Aim — Scan the material below for lines with the word "Kanan" and report how many there are, with nothing added.

[Dataset entries]
****************************************

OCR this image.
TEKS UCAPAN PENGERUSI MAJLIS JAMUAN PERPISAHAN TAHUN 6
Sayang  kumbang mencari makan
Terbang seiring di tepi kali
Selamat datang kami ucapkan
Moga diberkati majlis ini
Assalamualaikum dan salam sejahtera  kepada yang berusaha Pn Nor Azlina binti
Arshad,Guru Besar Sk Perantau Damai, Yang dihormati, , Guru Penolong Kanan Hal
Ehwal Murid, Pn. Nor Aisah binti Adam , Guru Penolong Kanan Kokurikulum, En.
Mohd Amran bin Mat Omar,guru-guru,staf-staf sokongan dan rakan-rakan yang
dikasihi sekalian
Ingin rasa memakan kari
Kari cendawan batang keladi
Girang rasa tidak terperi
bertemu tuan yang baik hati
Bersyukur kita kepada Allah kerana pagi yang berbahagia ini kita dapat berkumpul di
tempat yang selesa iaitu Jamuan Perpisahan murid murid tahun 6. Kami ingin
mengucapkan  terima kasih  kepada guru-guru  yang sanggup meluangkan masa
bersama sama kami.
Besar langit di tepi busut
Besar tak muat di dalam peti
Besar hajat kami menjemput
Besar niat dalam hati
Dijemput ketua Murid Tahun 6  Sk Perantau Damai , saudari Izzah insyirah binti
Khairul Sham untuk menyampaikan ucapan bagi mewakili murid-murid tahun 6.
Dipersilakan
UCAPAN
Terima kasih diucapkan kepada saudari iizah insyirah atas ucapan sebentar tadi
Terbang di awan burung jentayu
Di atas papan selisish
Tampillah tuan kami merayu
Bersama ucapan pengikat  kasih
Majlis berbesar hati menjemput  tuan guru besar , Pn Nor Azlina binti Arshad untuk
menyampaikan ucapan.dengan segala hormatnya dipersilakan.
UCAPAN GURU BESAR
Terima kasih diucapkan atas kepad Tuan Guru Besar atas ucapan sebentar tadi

****************************************

Written answer — 2